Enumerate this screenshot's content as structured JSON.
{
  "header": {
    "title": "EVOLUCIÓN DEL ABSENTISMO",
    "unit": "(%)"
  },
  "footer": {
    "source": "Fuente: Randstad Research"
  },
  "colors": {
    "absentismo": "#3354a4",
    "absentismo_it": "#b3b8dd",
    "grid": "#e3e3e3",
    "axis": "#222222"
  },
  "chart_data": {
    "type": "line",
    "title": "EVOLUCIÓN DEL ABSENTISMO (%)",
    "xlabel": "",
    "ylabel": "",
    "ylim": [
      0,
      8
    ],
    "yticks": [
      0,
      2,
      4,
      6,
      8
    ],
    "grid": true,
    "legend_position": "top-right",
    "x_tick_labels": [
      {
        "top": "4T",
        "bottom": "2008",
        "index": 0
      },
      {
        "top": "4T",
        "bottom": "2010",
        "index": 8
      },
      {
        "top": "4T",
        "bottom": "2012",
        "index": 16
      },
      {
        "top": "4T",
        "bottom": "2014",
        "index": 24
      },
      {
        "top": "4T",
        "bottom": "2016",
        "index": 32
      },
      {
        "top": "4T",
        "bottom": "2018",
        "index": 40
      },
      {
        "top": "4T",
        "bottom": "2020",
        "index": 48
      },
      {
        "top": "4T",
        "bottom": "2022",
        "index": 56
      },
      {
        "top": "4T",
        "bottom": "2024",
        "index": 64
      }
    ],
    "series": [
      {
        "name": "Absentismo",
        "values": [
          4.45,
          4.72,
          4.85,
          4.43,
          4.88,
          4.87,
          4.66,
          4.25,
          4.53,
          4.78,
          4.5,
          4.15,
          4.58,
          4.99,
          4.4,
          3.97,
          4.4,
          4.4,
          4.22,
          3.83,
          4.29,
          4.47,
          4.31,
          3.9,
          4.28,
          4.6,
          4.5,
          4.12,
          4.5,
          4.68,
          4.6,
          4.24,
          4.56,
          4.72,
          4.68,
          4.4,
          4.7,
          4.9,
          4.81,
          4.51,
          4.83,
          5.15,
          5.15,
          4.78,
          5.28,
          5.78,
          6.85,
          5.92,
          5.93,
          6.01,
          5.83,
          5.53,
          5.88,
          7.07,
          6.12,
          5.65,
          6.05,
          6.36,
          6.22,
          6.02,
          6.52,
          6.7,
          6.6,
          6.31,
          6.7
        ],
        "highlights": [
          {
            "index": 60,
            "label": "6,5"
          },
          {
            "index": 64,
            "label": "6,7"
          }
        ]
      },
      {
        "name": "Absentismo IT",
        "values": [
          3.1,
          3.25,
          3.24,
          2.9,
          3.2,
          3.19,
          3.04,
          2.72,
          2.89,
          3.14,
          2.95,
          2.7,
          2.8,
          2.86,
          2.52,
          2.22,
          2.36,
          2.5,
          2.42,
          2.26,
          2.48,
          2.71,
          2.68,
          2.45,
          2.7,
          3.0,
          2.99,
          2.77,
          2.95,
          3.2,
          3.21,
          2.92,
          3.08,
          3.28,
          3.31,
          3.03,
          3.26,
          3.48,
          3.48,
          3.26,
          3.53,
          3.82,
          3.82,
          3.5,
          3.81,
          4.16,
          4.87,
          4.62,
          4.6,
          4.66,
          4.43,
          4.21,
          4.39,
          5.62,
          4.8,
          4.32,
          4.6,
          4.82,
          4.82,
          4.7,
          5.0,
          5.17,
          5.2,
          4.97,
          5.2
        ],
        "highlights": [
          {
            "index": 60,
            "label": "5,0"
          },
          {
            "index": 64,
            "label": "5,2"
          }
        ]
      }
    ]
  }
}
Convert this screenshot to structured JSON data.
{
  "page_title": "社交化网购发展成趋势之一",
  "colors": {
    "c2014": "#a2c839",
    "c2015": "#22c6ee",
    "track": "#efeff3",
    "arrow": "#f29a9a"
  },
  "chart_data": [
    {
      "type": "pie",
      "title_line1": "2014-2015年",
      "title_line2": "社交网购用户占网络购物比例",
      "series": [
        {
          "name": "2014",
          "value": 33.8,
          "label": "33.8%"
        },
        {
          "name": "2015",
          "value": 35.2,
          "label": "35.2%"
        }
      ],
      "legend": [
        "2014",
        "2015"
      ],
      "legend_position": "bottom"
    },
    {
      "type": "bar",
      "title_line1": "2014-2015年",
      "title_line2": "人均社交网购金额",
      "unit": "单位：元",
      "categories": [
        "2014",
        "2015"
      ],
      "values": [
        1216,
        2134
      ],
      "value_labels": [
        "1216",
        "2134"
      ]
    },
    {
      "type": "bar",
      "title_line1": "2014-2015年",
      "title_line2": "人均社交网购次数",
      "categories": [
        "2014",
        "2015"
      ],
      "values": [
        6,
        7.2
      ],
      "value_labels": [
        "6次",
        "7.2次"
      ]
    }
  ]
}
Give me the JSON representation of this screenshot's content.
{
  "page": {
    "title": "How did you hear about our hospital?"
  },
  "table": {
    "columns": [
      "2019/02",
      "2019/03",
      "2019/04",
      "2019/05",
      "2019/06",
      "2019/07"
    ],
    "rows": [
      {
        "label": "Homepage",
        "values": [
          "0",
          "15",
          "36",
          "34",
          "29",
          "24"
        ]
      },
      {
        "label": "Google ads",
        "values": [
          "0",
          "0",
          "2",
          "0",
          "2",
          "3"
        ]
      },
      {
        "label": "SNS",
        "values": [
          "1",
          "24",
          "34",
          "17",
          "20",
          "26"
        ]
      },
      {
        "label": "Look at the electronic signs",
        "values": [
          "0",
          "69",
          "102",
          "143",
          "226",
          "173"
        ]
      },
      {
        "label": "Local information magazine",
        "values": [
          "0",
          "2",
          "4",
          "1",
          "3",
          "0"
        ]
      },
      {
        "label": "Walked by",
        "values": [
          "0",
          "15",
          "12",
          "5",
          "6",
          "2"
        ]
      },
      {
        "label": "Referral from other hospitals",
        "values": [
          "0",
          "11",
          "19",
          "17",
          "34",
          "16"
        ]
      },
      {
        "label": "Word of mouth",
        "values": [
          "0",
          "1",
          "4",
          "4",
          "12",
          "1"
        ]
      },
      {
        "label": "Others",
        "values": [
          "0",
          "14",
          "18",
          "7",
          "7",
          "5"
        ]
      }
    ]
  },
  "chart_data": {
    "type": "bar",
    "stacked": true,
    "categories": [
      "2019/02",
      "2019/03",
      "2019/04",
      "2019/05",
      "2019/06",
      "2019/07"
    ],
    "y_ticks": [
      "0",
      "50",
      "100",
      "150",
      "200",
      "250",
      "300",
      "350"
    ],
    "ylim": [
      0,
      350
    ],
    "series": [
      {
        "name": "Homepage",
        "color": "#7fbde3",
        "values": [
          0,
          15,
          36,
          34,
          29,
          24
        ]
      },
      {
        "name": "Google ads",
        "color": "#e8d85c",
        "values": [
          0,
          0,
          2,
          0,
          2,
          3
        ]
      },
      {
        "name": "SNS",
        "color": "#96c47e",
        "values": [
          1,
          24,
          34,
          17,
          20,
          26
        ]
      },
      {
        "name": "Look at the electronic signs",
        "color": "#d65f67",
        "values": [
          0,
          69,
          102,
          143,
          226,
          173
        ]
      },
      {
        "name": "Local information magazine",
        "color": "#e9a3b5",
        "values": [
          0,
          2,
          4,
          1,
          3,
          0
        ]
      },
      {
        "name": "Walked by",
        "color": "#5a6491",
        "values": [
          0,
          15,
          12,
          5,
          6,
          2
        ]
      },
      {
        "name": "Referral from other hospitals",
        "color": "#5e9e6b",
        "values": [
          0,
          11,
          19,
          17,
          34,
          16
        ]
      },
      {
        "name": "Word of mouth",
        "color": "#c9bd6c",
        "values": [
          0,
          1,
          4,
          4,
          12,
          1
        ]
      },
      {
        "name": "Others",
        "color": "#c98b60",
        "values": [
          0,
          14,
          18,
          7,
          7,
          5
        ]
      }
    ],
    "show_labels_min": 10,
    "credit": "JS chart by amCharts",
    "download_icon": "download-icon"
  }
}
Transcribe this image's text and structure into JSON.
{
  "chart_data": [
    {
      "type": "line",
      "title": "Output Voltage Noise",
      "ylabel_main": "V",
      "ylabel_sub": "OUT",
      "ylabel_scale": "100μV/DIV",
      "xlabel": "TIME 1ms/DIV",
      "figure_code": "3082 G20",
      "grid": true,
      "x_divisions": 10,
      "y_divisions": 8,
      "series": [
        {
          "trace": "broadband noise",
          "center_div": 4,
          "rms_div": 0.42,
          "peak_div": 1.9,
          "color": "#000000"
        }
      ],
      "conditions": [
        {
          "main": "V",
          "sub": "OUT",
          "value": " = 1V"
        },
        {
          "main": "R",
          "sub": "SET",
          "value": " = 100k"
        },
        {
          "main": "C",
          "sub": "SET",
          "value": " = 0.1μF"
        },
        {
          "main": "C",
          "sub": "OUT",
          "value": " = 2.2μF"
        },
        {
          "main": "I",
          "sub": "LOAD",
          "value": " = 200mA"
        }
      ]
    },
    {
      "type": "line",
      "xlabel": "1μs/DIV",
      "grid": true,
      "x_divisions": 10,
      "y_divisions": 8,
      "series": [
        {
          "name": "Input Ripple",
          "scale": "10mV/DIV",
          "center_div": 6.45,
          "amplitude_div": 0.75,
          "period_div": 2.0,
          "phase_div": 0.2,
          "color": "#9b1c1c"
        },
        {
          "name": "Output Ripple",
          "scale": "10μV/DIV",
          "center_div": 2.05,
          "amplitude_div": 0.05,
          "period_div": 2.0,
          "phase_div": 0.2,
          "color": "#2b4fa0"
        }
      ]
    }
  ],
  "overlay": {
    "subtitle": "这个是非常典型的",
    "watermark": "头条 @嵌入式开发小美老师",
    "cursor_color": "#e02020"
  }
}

▶ What is being asked: Select all lines in the listing above where the word "Output" appears, and show them.

▶ Expected answer:
      "title": "Output Voltage Noise",
          "name": "Output Ripple",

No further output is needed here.